What follows is a set of entries. Give them again exactly, without the pictures.

(Figure contents as structured data)
— START —

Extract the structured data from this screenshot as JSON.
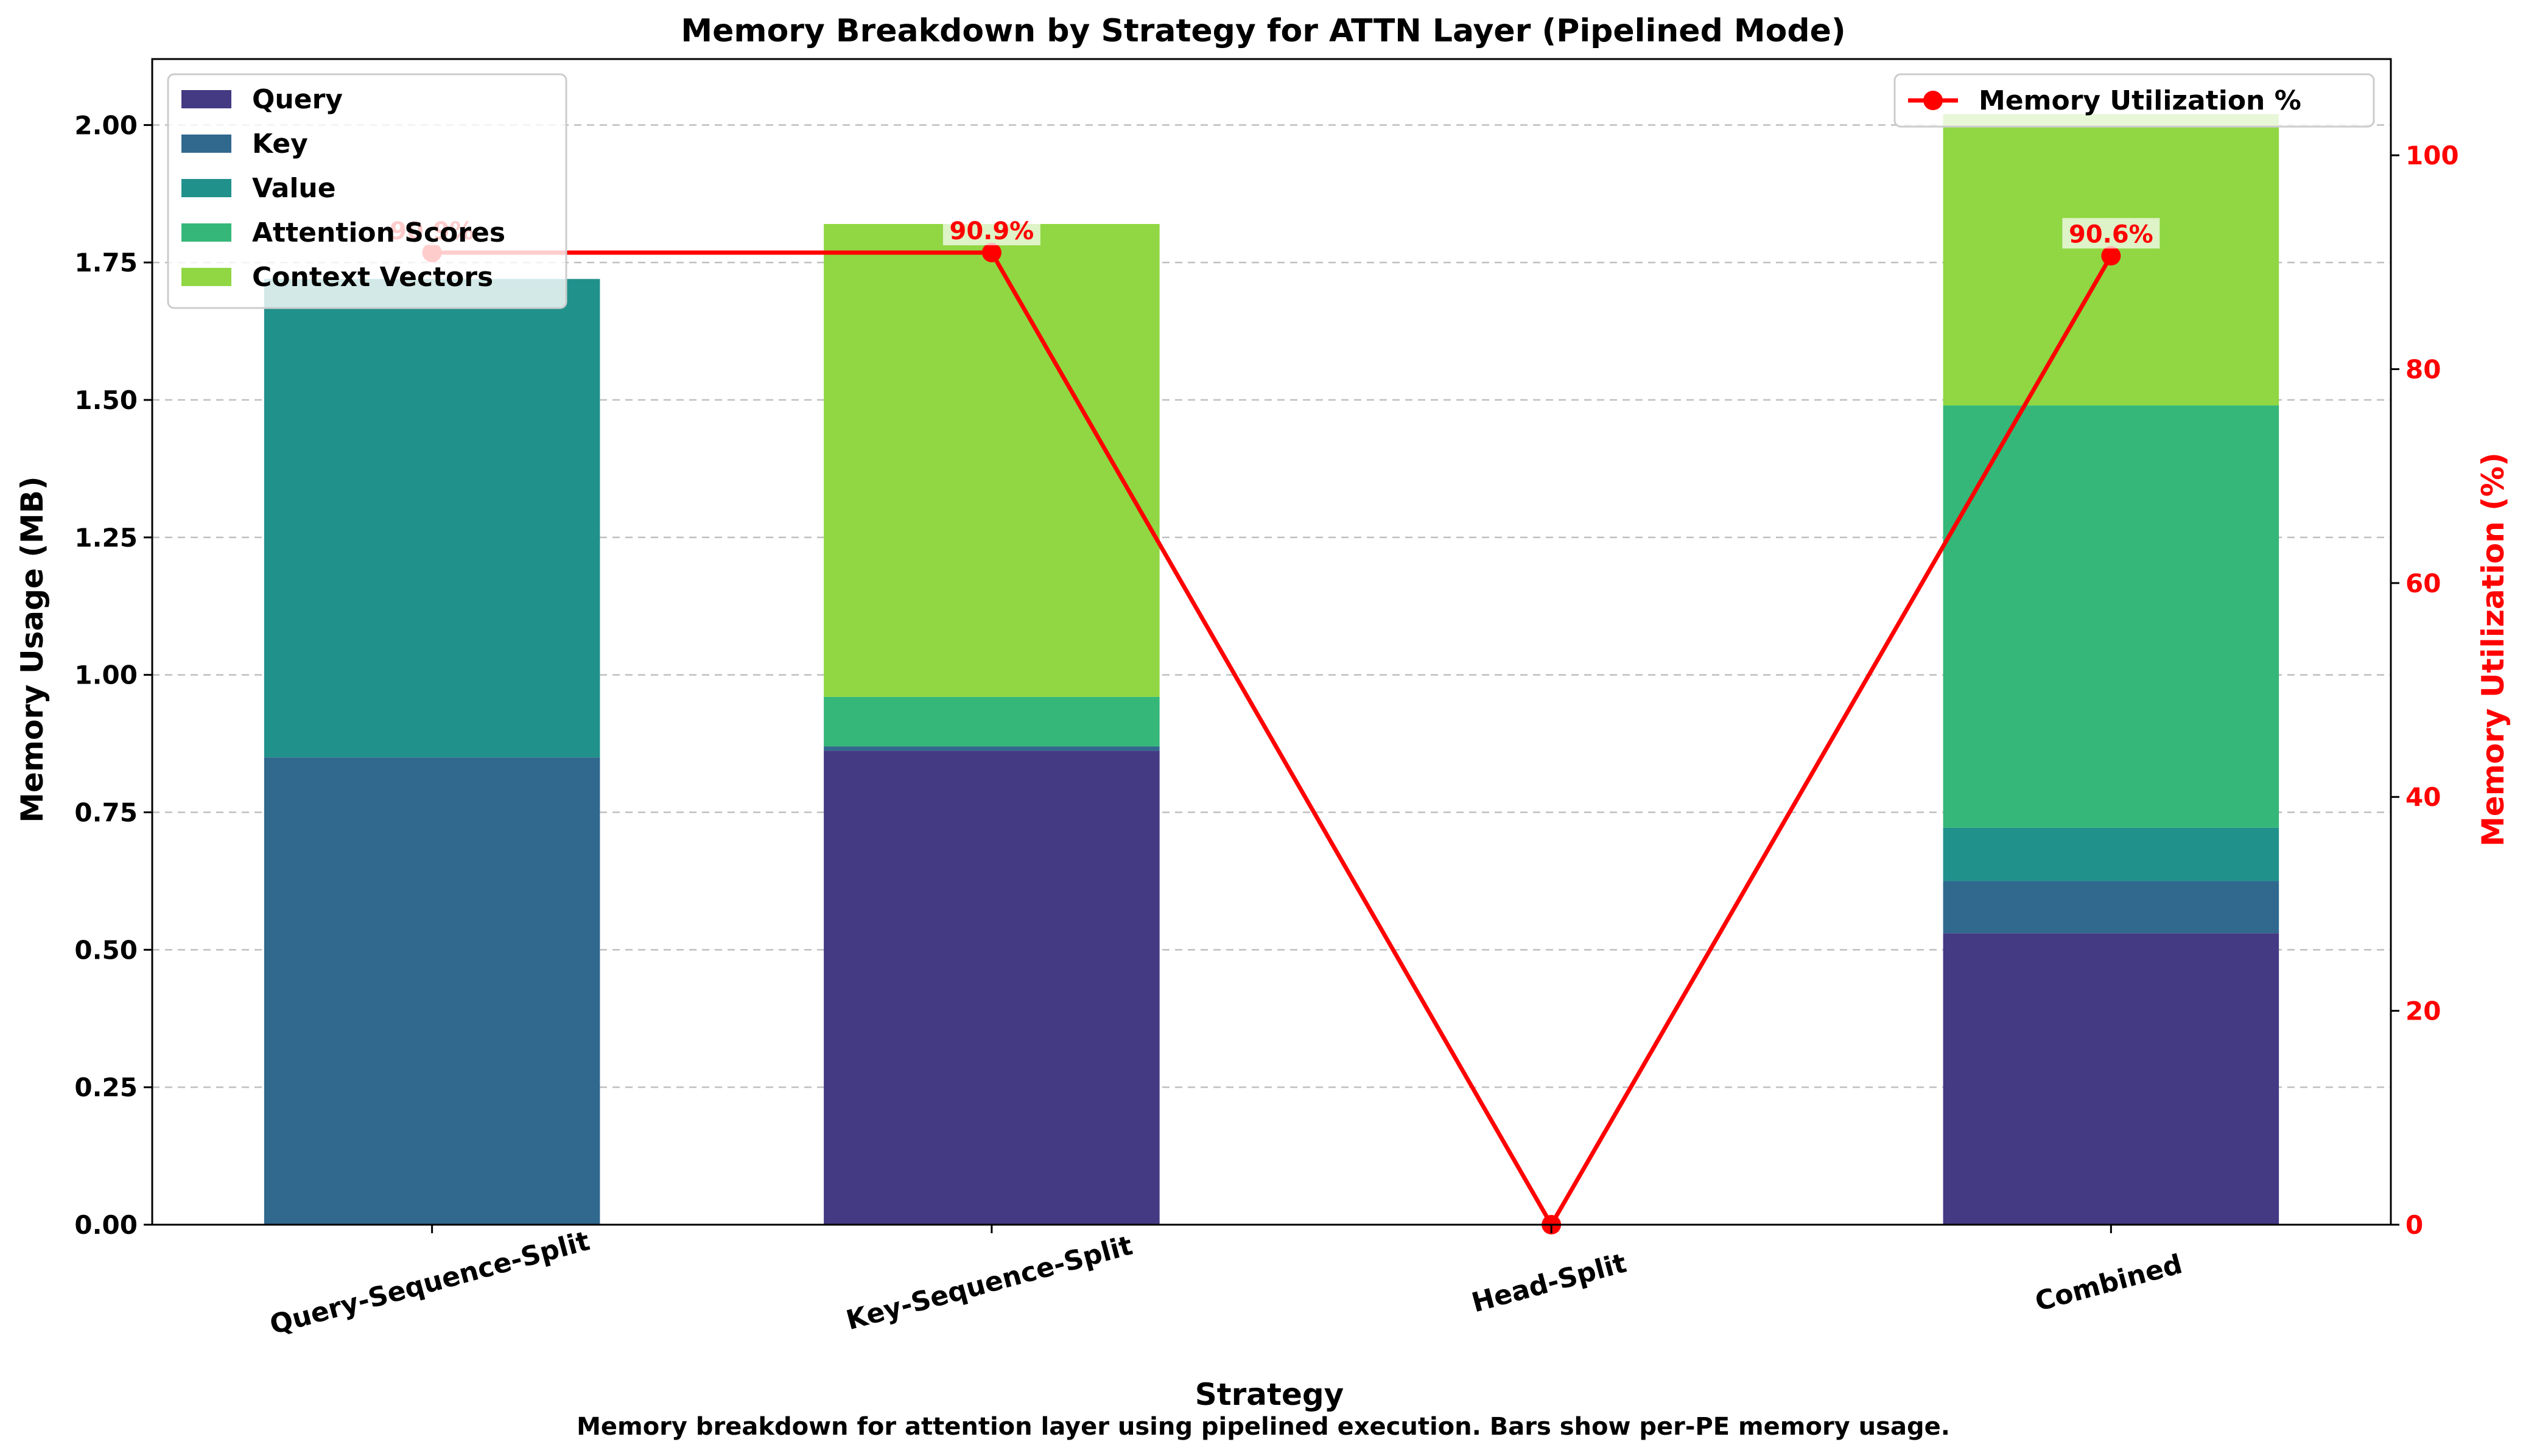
{
  "chart_data": {
    "type": "bar",
    "stacked": true,
    "title": "Memory Breakdown by Strategy for ATTN Layer (Pipelined Mode)",
    "xlabel": "Strategy",
    "ylabel": "Memory Usage (MB)",
    "y2label": "Memory Utilization (%)",
    "caption": "Memory breakdown for attention layer using pipelined execution. Bars show per-PE memory usage.",
    "categories": [
      "Query-Sequence-Split",
      "Key-Sequence-Split",
      "Head-Split",
      "Combined"
    ],
    "ylim": [
      0,
      2.12
    ],
    "y2lim": [
      0,
      109
    ],
    "yticks": [
      "0.00",
      "0.25",
      "0.50",
      "0.75",
      "1.00",
      "1.25",
      "1.50",
      "1.75",
      "2.00"
    ],
    "y2ticks": [
      "0",
      "20",
      "40",
      "60",
      "80",
      "100"
    ],
    "grid": "y-dashed",
    "legend_position": "top-left",
    "legend2_position": "top-right",
    "series": [
      {
        "name": "Query",
        "color": "#443983",
        "values": [
          0.0,
          0.862,
          0.0,
          0.53
        ]
      },
      {
        "name": "Key",
        "color": "#31688e",
        "values": [
          0.85,
          0.008,
          0.0,
          0.095
        ]
      },
      {
        "name": "Value",
        "color": "#21918c",
        "values": [
          0.87,
          0.0,
          0.0,
          0.097
        ]
      },
      {
        "name": "Attention Scores",
        "color": "#35b779",
        "values": [
          0.0,
          0.09,
          0.0,
          0.768
        ]
      },
      {
        "name": "Context Vectors",
        "color": "#90d743",
        "values": [
          0.0,
          0.86,
          0.0,
          0.53
        ]
      }
    ],
    "line_series": {
      "name": "Memory Utilization %",
      "color": "#ff0000",
      "values": [
        90.9,
        90.9,
        0.0,
        90.6
      ],
      "labels": [
        "90.9%",
        "90.9%",
        "",
        "90.6%"
      ]
    }
  }
}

— END —

--- Exercise solution ---
Extract the structured data from this screenshot as JSON.
{
  "chart_data": {
    "type": "bar",
    "stacked": true,
    "title": "Memory Breakdown by Strategy for ATTN Layer (Pipelined Mode)",
    "xlabel": "Strategy",
    "ylabel": "Memory Usage (MB)",
    "y2label": "Memory Utilization (%)",
    "caption": "Memory breakdown for attention layer using pipelined execution. Bars show per-PE memory usage.",
    "categories": [
      "Query-Sequence-Split",
      "Key-Sequence-Split",
      "Head-Split",
      "Combined"
    ],
    "ylim": [
      0,
      2.12
    ],
    "y2lim": [
      0,
      109
    ],
    "yticks": [
      "0.00",
      "0.25",
      "0.50",
      "0.75",
      "1.00",
      "1.25",
      "1.50",
      "1.75",
      "2.00"
    ],
    "y2ticks": [
      "0",
      "20",
      "40",
      "60",
      "80",
      "100"
    ],
    "grid": "y-dashed",
    "legend_position": "top-left",
    "legend2_position": "top-right",
    "series": [
      {
        "name": "Query",
        "color": "#443983",
        "values": [
          0.0,
          0.862,
          0.0,
          0.53
        ]
      },
      {
        "name": "Key",
        "color": "#31688e",
        "values": [
          0.85,
          0.008,
          0.0,
          0.095
        ]
      },
      {
        "name": "Value",
        "color": "#21918c",
        "values": [
          0.87,
          0.0,
          0.0,
          0.097
        ]
      },
      {
        "name": "Attention Scores",
        "color": "#35b779",
        "values": [
          0.0,
          0.09,
          0.0,
          0.768
        ]
      },
      {
        "name": "Context Vectors",
        "color": "#90d743",
        "values": [
          0.0,
          0.86,
          0.0,
          0.53
        ]
      }
    ],
    "line_series": {
      "name": "Memory Utilization %",
      "color": "#ff0000",
      "values": [
        90.9,
        90.9,
        0.0,
        90.6
      ],
      "labels": [
        "90.9%",
        "90.9%",
        "",
        "90.6%"
      ]
    }
  }
}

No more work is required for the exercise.